## Set exercise
The data below should be restated word for word, with every picture omitted.

Records from a dataset:
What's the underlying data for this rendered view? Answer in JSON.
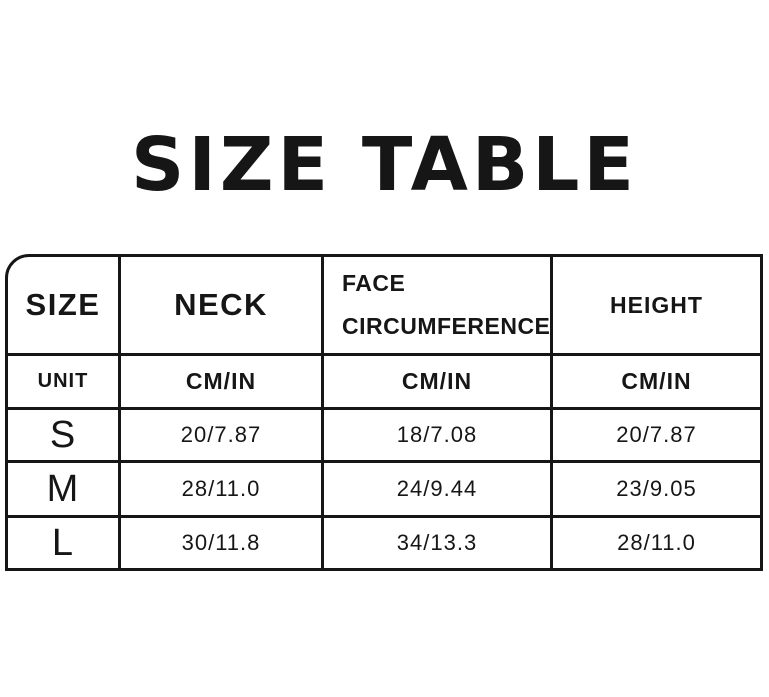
{
  "page": {
    "title": "SIZE TABLE"
  },
  "chart_data": {
    "type": "table",
    "title": "SIZE TABLE",
    "columns": [
      "SIZE",
      "NECK",
      "FACE CIRCUMFERENCE",
      "HEIGHT"
    ],
    "rows": [
      [
        "UNIT",
        "CM/IN",
        "CM/IN",
        "CM/IN"
      ],
      [
        "S",
        "20/7.87",
        "18/7.08",
        "20/7.87"
      ],
      [
        "M",
        "28/11.0",
        "24/9.44",
        "23/9.05"
      ],
      [
        "L",
        "30/11.8",
        "34/13.3",
        "28/11.0"
      ]
    ],
    "layout_hints": {
      "unit_row_label": "UNIT",
      "units": "CM/IN",
      "border_color": "#161616",
      "background_color": "#ffffff",
      "rounded_corner": "top-left"
    }
  }
}
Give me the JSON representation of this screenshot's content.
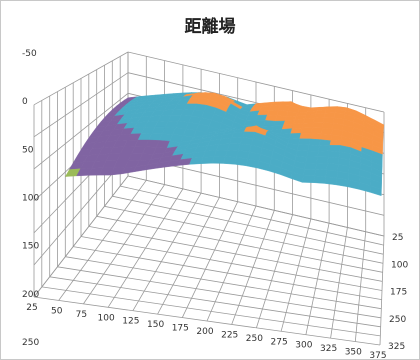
{
  "chart_data": {
    "type": "surface-3d",
    "title": "距離場",
    "xlabel": "",
    "ylabel": "",
    "zlabel": "",
    "x_ticks": [
      "25",
      "50",
      "75",
      "100",
      "125",
      "150",
      "175",
      "200",
      "225",
      "250",
      "275",
      "300",
      "325",
      "350",
      "375"
    ],
    "y_ticks": [
      "25",
      "100",
      "175",
      "250",
      "325"
    ],
    "z_ticks": [
      "-50",
      "0",
      "50",
      "100",
      "150",
      "200",
      "250"
    ],
    "zlim": [
      -50,
      250
    ],
    "z_reversed": true,
    "grid": true,
    "legend": "none",
    "band_colors": [
      "#f79646",
      "#4bacc6",
      "#8064a2",
      "#9bbb59",
      "#c0504d"
    ],
    "band_width": 50
  }
}
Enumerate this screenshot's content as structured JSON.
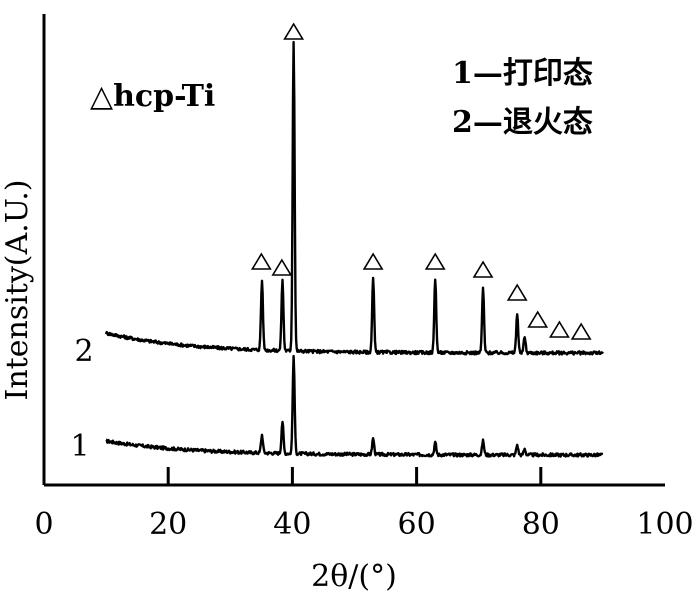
{
  "chart_data": {
    "type": "line",
    "xlabel": "2θ/(°)",
    "ylabel": "Intensity(A.U.)",
    "xlim": [
      0,
      100
    ],
    "xticks": [
      "0",
      "20",
      "40",
      "60",
      "80",
      "100"
    ],
    "grid": false,
    "series": [
      {
        "name": "1",
        "baseline_start": 9,
        "baseline_end": 2,
        "peaks": [
          {
            "x": 35.1,
            "y": 9
          },
          {
            "x": 38.4,
            "y": 16
          },
          {
            "x": 40.2,
            "y": 48
          },
          {
            "x": 53.0,
            "y": 8
          },
          {
            "x": 63.0,
            "y": 6
          },
          {
            "x": 70.7,
            "y": 7
          },
          {
            "x": 76.2,
            "y": 5
          },
          {
            "x": 77.4,
            "y": 3
          }
        ]
      },
      {
        "name": "2",
        "baseline_start": 12,
        "baseline_end": 2,
        "peaks": [
          {
            "x": 35.1,
            "y": 35
          },
          {
            "x": 38.4,
            "y": 35
          },
          {
            "x": 40.2,
            "y": 155
          },
          {
            "x": 53.0,
            "y": 37
          },
          {
            "x": 63.0,
            "y": 37
          },
          {
            "x": 70.7,
            "y": 32
          },
          {
            "x": 76.2,
            "y": 20
          },
          {
            "x": 77.4,
            "y": 8
          }
        ]
      }
    ],
    "markers": {
      "symbol": "△",
      "positions": [
        35.0,
        38.3,
        40.2,
        53.0,
        63.0,
        70.7,
        76.2,
        79.5,
        83.0,
        86.5
      ]
    },
    "legend": {
      "phase": "△hcp-Ti",
      "entries": [
        "1—打印态",
        "2—退火态"
      ]
    }
  }
}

## Answer below
What's the underlying data for this rendered view? Answer in JSON.
{
  "page": {
    "title": "SIZE TABLE"
  },
  "chart_data": {
    "type": "table",
    "title": "SIZE TABLE",
    "columns": [
      "SIZE",
      "NECK",
      "FACE CIRCUMFERENCE",
      "HEIGHT"
    ],
    "rows": [
      [
        "UNIT",
        "CM/IN",
        "CM/IN",
        "CM/IN"
      ],
      [
        "S",
        "20/7.87",
        "18/7.08",
        "20/7.87"
      ],
      [
        "M",
        "28/11.0",
        "24/9.44",
        "23/9.05"
      ],
      [
        "L",
        "30/11.8",
        "34/13.3",
        "28/11.0"
      ]
    ],
    "layout_hints": {
      "unit_row_label": "UNIT",
      "units": "CM/IN",
      "border_color": "#161616",
      "background_color": "#ffffff",
      "rounded_corner": "top-left"
    }
  }
}
Give me the JSON representation of this screenshot's content.
{
  "chart_data": {
    "type": "surface-3d",
    "title": "距離場",
    "xlabel": "",
    "ylabel": "",
    "zlabel": "",
    "x_ticks": [
      "25",
      "50",
      "75",
      "100",
      "125",
      "150",
      "175",
      "200",
      "225",
      "250",
      "275",
      "300",
      "325",
      "350",
      "375"
    ],
    "y_ticks": [
      "25",
      "100",
      "175",
      "250",
      "325"
    ],
    "z_ticks": [
      "-50",
      "0",
      "50",
      "100",
      "150",
      "200",
      "250"
    ],
    "zlim": [
      -50,
      250
    ],
    "z_reversed": true,
    "grid": true,
    "legend": "none",
    "band_colors": [
      "#f79646",
      "#4bacc6",
      "#8064a2",
      "#9bbb59",
      "#c0504d"
    ],
    "band_width": 50
  }
}
Enumerate this screenshot's content as structured JSON.
{
  "chart_data": {
    "type": "line",
    "xlabel": "2θ/(°)",
    "ylabel": "Intensity(A.U.)",
    "xlim": [
      0,
      100
    ],
    "xticks": [
      "0",
      "20",
      "40",
      "60",
      "80",
      "100"
    ],
    "grid": false,
    "series": [
      {
        "name": "1",
        "baseline_start": 9,
        "baseline_end": 2,
        "peaks": [
          {
            "x": 35.1,
            "y": 9
          },
          {
            "x": 38.4,
            "y": 16
          },
          {
            "x": 40.2,
            "y": 48
          },
          {
            "x": 53.0,
            "y": 8
          },
          {
            "x": 63.0,
            "y": 6
          },
          {
            "x": 70.7,
            "y": 7
          },
          {
            "x": 76.2,
            "y": 5
          },
          {
            "x": 77.4,
            "y": 3
          }
        ]
      },
      {
        "name": "2",
        "baseline_start": 12,
        "baseline_end": 2,
        "peaks": [
          {
            "x": 35.1,
            "y": 35
          },
          {
            "x": 38.4,
            "y": 35
          },
          {
            "x": 40.2,
            "y": 155
          },
          {
            "x": 53.0,
            "y": 37
          },
          {
            "x": 63.0,
            "y": 37
          },
          {
            "x": 70.7,
            "y": 32
          },
          {
            "x": 76.2,
            "y": 20
          },
          {
            "x": 77.4,
            "y": 8
          }
        ]
      }
    ],
    "markers": {
      "symbol": "△",
      "positions": [
        35.0,
        38.3,
        40.2,
        53.0,
        63.0,
        70.7,
        76.2,
        79.5,
        83.0,
        86.5
      ]
    },
    "legend": {
      "phase": "△hcp-Ti",
      "entries": [
        "1—打印态",
        "2—退火态"
      ]
    }
  }
}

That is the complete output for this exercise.